:: Source data
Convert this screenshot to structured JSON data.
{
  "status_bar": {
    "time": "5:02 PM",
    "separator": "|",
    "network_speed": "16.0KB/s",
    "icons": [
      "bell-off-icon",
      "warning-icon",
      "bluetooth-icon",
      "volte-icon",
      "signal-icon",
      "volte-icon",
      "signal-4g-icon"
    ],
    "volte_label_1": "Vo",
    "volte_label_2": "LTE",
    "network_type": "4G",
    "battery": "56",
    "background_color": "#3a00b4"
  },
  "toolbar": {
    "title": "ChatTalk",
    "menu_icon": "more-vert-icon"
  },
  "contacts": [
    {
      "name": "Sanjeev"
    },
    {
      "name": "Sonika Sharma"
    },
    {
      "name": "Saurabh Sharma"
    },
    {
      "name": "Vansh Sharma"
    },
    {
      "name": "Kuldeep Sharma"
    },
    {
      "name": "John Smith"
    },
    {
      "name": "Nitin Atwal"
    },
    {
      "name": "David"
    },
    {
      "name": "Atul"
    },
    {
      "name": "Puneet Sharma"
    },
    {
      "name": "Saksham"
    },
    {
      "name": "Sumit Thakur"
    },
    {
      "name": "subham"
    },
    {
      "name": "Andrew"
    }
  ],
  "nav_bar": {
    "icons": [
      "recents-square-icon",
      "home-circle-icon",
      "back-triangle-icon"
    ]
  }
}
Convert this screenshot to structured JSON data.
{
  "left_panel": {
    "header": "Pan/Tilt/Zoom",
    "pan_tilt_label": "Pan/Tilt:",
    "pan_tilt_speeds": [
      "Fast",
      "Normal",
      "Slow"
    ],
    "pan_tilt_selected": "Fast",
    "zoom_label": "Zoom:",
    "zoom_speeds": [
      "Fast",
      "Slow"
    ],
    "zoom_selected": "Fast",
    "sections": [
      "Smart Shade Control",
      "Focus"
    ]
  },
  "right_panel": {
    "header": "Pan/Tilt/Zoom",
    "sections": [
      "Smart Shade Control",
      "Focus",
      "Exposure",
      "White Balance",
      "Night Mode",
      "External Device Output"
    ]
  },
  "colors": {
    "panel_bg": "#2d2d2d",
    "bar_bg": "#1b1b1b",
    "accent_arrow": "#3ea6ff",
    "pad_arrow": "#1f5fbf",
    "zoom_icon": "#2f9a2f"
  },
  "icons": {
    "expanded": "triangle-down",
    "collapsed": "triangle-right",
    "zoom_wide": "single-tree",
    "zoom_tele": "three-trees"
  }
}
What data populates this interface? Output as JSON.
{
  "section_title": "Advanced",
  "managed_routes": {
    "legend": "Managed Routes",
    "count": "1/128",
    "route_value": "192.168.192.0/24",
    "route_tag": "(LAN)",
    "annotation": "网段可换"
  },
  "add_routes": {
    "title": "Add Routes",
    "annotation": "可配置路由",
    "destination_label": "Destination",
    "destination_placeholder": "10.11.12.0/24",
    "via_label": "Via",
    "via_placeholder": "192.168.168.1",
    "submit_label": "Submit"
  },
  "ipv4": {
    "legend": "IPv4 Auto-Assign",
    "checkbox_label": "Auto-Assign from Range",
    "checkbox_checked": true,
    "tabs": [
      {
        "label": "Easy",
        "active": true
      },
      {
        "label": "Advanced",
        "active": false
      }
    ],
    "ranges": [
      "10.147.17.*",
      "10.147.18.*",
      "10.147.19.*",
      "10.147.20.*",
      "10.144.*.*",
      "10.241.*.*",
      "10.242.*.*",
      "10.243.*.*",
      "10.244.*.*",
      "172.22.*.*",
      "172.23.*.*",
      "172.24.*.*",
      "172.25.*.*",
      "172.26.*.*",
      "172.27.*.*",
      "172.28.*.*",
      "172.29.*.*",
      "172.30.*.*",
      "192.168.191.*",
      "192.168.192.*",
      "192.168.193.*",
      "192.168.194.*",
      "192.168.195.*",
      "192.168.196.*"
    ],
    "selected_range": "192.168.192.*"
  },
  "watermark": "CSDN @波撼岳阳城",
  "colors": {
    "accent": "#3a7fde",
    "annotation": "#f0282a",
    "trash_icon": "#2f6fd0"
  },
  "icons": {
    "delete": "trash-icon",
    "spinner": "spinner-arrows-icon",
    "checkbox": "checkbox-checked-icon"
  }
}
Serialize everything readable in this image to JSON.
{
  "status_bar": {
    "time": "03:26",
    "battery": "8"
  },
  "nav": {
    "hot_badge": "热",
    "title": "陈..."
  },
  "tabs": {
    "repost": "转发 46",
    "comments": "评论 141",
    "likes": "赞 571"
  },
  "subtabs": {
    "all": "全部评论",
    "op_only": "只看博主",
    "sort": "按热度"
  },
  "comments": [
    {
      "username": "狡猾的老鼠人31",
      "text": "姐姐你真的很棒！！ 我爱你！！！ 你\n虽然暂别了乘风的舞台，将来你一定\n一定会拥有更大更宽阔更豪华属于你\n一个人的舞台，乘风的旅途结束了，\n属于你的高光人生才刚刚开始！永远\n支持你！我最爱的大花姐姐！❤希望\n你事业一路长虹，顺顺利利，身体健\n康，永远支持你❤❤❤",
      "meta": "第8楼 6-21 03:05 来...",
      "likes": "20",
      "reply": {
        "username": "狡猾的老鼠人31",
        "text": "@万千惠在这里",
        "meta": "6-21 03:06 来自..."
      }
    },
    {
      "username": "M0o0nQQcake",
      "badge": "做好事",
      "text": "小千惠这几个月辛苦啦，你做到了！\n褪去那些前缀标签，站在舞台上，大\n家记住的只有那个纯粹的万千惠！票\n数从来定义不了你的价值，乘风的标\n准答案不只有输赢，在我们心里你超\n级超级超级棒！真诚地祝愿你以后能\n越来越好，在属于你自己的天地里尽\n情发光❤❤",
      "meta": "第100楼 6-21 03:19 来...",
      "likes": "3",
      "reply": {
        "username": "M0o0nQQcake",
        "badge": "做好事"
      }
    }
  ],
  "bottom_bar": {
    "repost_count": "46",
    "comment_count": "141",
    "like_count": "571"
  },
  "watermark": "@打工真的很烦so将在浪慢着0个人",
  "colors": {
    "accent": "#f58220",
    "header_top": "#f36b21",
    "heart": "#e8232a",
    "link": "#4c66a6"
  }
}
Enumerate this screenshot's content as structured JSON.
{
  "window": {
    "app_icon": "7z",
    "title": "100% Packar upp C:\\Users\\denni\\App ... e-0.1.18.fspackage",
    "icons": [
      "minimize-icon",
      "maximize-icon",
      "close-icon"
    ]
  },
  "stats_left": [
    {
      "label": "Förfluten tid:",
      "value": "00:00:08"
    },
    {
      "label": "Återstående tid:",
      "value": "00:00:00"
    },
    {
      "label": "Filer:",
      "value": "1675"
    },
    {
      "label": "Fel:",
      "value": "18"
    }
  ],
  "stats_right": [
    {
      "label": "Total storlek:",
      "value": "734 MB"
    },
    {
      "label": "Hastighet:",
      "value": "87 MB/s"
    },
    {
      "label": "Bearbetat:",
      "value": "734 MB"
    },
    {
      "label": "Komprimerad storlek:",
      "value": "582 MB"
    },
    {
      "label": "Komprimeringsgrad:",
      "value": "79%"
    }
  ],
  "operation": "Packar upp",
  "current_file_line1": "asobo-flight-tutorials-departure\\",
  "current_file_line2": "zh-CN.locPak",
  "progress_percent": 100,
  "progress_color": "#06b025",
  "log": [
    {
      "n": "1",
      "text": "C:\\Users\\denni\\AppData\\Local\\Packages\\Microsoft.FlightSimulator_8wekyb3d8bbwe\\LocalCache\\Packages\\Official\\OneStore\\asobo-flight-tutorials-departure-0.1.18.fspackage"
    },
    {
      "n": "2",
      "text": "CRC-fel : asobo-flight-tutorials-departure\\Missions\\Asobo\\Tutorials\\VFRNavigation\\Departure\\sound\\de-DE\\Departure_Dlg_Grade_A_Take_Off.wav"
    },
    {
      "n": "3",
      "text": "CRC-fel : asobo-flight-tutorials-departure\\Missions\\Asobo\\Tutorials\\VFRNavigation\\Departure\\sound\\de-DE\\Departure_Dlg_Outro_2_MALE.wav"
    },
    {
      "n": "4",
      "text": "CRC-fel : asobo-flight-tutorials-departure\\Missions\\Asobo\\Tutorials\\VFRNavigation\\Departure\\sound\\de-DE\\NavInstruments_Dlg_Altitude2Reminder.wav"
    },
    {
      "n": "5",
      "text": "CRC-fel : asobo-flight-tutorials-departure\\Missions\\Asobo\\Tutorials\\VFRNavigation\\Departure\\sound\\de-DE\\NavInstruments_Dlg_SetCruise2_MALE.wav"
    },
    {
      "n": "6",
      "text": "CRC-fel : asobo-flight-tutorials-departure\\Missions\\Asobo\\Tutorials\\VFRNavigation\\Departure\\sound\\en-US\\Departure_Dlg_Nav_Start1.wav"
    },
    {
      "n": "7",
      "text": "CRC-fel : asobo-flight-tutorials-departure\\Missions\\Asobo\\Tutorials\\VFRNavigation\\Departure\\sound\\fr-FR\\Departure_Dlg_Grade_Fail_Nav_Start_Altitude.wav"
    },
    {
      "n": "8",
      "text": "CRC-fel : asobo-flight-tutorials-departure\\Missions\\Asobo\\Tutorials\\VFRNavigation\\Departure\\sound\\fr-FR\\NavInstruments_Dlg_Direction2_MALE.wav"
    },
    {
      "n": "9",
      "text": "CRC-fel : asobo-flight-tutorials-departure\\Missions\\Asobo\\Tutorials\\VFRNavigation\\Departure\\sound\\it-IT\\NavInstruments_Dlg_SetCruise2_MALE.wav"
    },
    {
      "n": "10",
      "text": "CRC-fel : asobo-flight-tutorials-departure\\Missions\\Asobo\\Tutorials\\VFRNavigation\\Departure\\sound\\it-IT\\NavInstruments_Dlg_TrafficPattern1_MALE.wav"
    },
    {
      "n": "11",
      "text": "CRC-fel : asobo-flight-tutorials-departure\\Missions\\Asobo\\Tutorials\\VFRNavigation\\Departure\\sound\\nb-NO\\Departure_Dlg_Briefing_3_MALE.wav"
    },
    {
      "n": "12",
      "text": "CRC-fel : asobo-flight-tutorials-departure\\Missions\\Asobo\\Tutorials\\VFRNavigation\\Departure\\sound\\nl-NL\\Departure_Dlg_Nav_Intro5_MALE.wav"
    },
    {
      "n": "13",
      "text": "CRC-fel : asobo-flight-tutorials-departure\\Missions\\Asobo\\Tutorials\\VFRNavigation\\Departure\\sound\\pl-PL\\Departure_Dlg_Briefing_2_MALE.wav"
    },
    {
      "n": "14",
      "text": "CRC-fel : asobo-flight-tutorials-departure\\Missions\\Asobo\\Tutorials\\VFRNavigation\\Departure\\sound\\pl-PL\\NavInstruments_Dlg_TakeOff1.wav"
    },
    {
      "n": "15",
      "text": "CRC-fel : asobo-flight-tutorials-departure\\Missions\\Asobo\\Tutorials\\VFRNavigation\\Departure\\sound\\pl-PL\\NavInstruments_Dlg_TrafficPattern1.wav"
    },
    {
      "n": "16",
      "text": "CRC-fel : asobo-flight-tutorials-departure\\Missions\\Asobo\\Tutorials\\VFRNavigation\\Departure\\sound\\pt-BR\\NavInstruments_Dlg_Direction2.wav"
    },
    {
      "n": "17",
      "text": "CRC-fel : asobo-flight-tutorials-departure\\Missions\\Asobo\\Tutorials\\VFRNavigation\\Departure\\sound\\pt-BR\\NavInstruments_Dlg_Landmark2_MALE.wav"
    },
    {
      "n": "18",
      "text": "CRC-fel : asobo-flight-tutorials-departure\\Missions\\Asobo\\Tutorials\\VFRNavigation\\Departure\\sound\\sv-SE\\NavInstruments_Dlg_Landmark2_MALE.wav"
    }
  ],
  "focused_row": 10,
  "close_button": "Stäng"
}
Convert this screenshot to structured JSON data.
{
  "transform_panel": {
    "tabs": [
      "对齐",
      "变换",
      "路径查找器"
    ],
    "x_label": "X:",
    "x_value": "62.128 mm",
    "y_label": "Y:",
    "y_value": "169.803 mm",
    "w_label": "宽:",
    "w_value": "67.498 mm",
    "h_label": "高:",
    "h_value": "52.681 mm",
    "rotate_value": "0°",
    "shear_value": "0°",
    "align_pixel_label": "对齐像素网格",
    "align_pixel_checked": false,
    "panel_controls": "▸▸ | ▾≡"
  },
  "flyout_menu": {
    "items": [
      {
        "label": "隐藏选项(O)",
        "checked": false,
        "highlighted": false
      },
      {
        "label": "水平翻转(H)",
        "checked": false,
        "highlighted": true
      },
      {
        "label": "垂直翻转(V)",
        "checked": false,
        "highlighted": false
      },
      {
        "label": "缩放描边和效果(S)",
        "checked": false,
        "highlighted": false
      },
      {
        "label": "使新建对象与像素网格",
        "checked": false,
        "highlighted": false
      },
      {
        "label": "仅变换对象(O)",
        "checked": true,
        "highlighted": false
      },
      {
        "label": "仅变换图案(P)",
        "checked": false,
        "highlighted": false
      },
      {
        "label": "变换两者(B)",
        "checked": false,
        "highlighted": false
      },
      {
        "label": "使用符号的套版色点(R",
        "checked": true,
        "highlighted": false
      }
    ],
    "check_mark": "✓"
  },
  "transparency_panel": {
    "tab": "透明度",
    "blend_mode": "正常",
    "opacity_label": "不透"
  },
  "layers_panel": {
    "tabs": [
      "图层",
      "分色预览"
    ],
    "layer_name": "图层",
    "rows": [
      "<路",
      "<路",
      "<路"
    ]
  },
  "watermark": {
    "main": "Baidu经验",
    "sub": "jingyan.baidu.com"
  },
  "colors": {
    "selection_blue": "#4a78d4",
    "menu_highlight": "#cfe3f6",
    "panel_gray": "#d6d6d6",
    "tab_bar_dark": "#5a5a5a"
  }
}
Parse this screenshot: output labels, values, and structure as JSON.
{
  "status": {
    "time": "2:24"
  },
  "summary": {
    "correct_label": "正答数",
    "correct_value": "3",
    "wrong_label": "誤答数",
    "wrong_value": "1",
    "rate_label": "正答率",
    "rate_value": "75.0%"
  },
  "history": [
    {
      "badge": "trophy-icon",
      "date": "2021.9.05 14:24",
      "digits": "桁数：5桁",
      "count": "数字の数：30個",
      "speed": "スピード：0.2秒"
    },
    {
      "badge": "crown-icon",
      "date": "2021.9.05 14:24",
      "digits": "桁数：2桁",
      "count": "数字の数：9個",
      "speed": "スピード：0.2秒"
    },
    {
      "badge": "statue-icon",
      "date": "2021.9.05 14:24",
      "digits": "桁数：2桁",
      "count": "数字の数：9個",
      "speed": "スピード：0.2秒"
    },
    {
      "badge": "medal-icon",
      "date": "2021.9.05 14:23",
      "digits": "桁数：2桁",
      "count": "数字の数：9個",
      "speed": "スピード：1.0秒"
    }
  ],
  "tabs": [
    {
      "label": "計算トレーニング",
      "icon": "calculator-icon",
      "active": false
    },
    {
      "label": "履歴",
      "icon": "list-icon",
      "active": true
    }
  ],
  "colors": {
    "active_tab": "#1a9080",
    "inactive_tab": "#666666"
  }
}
::::
### What is expected
Check each line of the entries above for the word "Users". List the ones that have it.

### Task output
    "title": "100% Packar upp C:\\Users\\denni\\App ... e-0.1.18.fspackage",
      "text": "C:\\Users\\denni\\AppData\\Local\\Packages\\Microsoft.FlightSimulator_8wekyb3d8bbwe\\LocalCache\\Packages\\Official\\OneStore\\asobo-flight-tutorials-departure-0.1.18.fspackage"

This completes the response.